Copy each line below in which the word "icon" occurs.

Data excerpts

§

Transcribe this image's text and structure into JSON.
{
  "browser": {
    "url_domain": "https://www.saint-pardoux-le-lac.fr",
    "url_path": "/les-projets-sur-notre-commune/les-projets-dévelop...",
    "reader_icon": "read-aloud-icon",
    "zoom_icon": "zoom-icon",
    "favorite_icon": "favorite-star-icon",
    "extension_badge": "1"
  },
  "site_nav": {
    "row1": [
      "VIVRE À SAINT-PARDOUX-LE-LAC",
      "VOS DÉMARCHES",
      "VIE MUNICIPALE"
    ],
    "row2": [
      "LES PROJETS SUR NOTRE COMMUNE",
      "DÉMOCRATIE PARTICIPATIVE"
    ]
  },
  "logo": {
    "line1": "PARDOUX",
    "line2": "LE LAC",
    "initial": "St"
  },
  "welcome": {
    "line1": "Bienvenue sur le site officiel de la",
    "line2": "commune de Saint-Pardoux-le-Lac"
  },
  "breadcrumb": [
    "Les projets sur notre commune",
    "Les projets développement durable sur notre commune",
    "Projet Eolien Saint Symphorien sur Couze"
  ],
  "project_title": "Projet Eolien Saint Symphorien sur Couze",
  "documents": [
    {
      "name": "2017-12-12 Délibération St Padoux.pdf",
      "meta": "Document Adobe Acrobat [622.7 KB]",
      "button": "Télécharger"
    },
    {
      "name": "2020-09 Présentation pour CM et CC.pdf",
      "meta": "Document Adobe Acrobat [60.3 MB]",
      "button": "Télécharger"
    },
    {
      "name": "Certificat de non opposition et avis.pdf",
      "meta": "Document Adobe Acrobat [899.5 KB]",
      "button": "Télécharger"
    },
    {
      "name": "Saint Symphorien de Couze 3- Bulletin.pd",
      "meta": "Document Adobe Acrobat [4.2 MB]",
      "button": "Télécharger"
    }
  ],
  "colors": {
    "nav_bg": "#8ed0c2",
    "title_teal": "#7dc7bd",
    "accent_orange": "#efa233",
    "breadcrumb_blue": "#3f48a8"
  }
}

§

▶ Correct result
    "reader_icon": "read-aloud-icon",
    "zoom_icon": "zoom-icon",
    "favorite_icon": "favorite-star-icon",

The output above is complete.